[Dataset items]
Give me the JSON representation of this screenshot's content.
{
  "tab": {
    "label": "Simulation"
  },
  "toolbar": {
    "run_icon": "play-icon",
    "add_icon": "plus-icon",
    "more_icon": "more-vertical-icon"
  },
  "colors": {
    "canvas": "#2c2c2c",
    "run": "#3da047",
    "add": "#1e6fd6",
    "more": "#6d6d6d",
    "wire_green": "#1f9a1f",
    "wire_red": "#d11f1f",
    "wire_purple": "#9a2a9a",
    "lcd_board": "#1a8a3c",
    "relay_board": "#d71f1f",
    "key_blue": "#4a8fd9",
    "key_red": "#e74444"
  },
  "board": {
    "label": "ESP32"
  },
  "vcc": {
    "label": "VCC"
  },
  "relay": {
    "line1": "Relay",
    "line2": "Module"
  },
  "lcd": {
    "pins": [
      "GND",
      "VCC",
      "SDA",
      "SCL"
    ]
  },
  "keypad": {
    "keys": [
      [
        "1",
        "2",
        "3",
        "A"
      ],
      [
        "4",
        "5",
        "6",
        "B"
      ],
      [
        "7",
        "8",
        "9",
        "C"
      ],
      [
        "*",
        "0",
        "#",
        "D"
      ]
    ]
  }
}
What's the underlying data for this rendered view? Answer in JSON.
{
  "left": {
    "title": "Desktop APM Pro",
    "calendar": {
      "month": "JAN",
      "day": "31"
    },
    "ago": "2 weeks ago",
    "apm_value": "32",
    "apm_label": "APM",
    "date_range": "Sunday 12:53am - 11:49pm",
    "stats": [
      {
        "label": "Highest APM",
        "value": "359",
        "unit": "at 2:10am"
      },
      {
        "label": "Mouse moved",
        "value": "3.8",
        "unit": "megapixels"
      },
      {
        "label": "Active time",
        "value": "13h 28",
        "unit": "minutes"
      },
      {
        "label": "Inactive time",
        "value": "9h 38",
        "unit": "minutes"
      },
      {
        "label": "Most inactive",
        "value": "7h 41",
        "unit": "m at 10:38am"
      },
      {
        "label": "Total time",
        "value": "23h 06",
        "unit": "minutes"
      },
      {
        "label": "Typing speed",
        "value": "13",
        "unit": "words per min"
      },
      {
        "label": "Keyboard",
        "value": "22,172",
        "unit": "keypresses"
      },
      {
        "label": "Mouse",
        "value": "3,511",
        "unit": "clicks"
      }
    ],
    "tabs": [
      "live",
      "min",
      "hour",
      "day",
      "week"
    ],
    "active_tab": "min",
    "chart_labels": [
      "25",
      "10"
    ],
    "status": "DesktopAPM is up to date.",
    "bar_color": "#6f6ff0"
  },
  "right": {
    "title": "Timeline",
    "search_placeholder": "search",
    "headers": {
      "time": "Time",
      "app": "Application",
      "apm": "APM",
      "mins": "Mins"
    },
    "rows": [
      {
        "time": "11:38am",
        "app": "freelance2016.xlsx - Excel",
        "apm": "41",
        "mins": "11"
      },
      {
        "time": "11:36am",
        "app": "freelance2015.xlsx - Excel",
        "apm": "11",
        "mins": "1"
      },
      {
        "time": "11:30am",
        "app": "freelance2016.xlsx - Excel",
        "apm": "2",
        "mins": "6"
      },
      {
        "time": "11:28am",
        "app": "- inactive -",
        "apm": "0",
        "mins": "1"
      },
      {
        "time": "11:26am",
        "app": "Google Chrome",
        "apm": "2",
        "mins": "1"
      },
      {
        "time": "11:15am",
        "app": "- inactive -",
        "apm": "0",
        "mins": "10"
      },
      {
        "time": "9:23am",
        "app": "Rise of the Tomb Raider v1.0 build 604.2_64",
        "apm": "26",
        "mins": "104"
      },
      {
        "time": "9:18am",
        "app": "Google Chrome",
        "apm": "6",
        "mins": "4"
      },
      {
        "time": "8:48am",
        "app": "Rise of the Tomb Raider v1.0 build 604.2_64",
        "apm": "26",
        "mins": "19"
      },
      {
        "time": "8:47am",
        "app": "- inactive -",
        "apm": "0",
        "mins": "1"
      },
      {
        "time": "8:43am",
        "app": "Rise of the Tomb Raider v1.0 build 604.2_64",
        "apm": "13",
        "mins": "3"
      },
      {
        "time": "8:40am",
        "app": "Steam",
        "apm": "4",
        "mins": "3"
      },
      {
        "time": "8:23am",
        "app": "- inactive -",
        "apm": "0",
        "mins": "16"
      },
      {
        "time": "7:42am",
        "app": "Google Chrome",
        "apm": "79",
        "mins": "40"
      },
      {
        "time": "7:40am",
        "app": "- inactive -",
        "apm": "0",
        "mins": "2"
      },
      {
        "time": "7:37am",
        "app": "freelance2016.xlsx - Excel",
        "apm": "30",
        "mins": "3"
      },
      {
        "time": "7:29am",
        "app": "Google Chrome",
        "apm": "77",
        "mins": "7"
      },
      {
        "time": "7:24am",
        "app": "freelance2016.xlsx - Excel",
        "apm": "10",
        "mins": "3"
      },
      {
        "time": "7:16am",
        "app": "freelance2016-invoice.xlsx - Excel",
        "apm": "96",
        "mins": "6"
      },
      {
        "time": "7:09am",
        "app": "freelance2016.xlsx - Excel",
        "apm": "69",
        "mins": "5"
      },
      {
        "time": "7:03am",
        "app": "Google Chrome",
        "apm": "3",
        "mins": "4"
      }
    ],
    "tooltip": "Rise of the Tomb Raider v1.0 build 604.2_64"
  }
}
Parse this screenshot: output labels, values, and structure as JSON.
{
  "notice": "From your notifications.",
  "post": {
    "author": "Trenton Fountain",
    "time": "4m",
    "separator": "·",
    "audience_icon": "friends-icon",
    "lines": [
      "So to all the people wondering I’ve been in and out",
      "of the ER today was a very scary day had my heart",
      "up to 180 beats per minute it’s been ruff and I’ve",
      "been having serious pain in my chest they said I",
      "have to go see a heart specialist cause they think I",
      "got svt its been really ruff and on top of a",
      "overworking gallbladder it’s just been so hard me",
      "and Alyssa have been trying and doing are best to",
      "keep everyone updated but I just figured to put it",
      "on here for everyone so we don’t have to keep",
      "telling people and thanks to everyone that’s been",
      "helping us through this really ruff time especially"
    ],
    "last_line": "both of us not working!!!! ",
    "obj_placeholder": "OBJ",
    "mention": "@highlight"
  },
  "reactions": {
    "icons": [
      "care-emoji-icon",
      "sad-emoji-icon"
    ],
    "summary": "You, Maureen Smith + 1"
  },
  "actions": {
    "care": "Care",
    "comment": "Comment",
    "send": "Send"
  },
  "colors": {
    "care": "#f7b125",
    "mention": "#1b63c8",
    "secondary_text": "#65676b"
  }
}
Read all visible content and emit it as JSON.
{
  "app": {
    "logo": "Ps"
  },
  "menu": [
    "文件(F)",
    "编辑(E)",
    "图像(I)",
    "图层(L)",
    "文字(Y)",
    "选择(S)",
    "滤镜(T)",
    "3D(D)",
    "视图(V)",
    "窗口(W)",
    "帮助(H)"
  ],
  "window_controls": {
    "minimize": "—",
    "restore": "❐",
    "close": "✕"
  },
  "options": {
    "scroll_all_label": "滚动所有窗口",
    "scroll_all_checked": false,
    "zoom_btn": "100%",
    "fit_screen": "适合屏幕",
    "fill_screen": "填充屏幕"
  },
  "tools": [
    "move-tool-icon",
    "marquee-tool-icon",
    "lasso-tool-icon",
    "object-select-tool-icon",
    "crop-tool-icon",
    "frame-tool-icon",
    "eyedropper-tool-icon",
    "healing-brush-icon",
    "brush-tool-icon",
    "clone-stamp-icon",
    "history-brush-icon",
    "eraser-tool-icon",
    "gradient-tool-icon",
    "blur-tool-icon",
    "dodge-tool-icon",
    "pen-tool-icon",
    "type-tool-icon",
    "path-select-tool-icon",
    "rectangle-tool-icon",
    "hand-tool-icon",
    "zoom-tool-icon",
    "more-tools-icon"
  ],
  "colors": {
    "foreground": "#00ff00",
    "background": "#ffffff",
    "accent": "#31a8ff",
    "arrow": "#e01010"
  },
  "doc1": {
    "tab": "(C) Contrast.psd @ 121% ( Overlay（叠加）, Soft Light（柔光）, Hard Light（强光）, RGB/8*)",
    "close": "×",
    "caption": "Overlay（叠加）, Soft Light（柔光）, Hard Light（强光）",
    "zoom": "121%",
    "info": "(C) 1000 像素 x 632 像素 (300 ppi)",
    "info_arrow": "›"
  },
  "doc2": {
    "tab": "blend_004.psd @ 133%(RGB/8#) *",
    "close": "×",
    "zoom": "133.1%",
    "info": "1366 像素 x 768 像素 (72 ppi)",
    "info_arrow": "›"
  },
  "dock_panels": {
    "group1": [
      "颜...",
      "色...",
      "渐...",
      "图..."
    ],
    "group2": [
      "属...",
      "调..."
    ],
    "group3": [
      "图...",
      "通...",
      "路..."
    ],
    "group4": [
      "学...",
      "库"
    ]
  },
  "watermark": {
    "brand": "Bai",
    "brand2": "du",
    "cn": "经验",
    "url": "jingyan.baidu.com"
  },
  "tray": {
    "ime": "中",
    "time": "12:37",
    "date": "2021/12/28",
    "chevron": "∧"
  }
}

• SET EXERCISE
Copy every line from the entries that contains the word "select".

• WORKED SOLUTION
    "object-select-tool-icon",
    "path-select-tool-icon",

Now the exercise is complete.